_Fragmento_
___
Disfrutar del proceso

Jarek Puczel

Escribe el neurocientífico Francisco Mora que solo se puede aprender lo que se ama. Es fácil agregar que con lo que se ama no se puede entablar una relación utilitarista ni por supuesto mercantilista. Lo que se ama puede albergar utilidad, pero esa utilidad no es un propósito, sino una consecuencia. En su libro Neuroeducación y lectura, Mora puntualiza: «Ningún proceso conducente a aprender, memorizar y alcanzar conocimiento consciente se puede realizar sin el paso previo de la activación de los procesos neuronales de la atención. Sin ella no hay aprendizaje, ni memoria explícita, ni conocimiento». María Zambrano nos enseñó que la contemplación es el tributo que nos exige la belleza si queremos disfrutar de ella, pero algo similar solicitan los sentimientos asociados a la fruición y al gozo. Sin atención no hay delectación. A las alumnas y alumnos con los que comparto conocimiento les he propuesto un criterio para que su atención en clase no sea vampirizada por ningún dispositivo digital. «Que tu cuerpo y tu atención estén a la vez y al mismo tiempo en el mismo lugar»
___
_Tarea escrita_
Continúa el fragmento sobre la atención y el aprendizaje a partir de su última frase.

_Datos extraídos de una colección_
___
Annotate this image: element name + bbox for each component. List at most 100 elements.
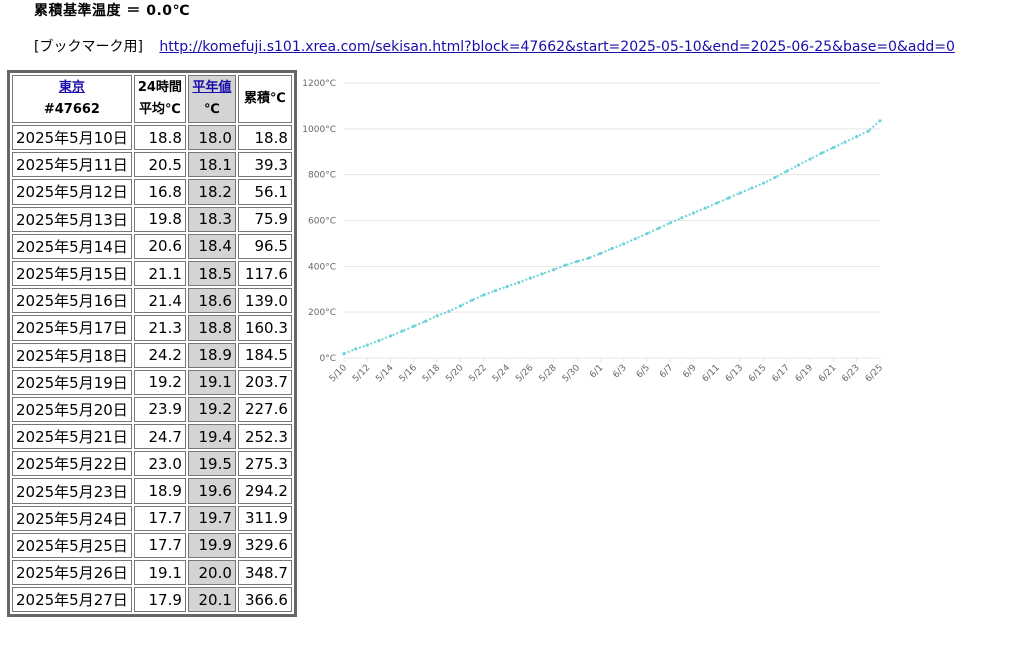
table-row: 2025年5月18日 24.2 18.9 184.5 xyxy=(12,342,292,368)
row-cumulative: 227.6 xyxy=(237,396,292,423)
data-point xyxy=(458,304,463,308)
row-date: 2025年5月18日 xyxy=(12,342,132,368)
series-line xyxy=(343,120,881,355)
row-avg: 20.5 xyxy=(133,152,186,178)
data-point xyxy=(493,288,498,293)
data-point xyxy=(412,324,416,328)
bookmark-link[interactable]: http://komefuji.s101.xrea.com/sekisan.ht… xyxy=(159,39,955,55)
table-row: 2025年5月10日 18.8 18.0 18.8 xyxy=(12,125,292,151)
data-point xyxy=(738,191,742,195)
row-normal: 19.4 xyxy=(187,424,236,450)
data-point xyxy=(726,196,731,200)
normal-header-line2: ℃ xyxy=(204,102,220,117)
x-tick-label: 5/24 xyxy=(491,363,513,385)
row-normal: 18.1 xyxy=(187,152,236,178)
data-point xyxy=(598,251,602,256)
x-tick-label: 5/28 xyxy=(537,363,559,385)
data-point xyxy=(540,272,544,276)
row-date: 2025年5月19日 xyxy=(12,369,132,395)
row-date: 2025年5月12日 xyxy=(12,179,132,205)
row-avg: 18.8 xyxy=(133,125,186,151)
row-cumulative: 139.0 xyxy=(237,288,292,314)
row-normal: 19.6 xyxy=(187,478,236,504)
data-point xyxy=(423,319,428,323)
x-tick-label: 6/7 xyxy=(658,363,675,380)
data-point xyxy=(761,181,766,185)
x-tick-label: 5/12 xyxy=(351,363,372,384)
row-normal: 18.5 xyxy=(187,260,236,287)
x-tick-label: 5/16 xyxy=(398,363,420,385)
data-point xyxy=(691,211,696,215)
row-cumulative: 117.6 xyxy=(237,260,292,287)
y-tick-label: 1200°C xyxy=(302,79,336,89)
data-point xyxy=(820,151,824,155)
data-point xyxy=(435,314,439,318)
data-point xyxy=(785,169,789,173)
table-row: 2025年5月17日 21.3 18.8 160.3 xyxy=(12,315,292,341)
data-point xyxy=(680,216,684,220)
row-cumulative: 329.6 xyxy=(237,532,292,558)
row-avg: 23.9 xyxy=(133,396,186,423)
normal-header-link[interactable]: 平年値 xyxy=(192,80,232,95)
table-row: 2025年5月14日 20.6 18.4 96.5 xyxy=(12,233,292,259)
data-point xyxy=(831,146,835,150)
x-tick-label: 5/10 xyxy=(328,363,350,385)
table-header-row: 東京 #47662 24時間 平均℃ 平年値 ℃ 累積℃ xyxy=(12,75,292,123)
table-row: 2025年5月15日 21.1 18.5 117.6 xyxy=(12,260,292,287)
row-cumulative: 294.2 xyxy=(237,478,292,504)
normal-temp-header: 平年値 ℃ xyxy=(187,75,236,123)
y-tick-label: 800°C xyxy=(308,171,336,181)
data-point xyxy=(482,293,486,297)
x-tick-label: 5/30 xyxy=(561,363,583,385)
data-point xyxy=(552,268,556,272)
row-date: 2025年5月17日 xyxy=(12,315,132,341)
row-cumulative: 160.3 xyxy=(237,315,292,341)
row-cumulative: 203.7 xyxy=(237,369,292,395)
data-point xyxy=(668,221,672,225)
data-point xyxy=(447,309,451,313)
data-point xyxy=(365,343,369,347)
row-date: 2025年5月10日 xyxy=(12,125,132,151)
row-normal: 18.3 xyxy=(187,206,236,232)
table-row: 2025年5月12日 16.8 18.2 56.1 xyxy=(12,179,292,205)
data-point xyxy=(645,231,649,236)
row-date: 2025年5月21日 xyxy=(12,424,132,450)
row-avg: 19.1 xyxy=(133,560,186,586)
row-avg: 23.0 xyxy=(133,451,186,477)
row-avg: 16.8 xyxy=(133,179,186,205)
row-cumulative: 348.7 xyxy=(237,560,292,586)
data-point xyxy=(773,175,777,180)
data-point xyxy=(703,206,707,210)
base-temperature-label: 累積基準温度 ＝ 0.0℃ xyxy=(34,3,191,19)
___
_Resultado de tarea_
Cuento todo esto porque sin el concurso de la atención y del placer los procesos se marchitan y son brutalmente desposeídos de la posibilidad de acarrear aprendizaje. Por supuesto que en ocasiones resulta insorteable transitar momentáneamente por situaciones de displacer, o de cualquiera de sus gradientes, pero este vasallaje es el ineludible pago para tratar de coronar las metas con las que vamos adjudicando sentido al evento de existir. Para que haya delectación es fundamental adjudicarle un sentido a la tarea misma. Remedios Zafra se refiere a estas tareas como un hacer auténticoNietzsche estableció un criterio de elección fantástico para discernir qué tareas son las que nos apasionan y desperezan las zonas del cerebro vinculadas con la motivación intrínseca: «Elige aquello que una vez elegido tuvieras que realizarlo durante toda la eternidad». Cualquier otro criterio de elección supondría enterrarse en vida. De aquí el diagnóstico social que anuncia que son multitud las personas que mueren a los veintitantos años, pero no las entierran definitivamente hasta varios decenios después.

Como la tendencia biológica del capitalismo es producir más cantidad en el menor tiempo y con la mayor reducción de costes posible, los procesos que requieren las tareas quedan desasistidos de sentido y disfrute. No importa el proceso, sólo importa el resultado, cuando sabemos sin embargo que las personas no aprendemos por el resultado, sino por el proceso. El capitalismo pone todo su foco en producir, y neglige por completo la relación afectiva del sujeto durante el proceso de la producción. Aquí podemos rotular el centro generativo de la alienación. La gravedad de esta tendencia se exacerba en las prácticas creativas o en los trabajos intelectuales. ¿Para qué crear si se usurpa el deleite del lance creativo, para ensanchar los currícula, para agregar más texto en la nota biográfica que aparecerá al lado de nuestra foto en congresos, cursos o conferencias? ¿Qué sentido tiene crear con desapego, pensar con desafección, hacer con automatismos y monotonías propias de las dinámicas de la rentabilidad y la extensión del margen, o con la energía marchitada por la cadencia productiva que siempre exige más apresuramiento y velocidad?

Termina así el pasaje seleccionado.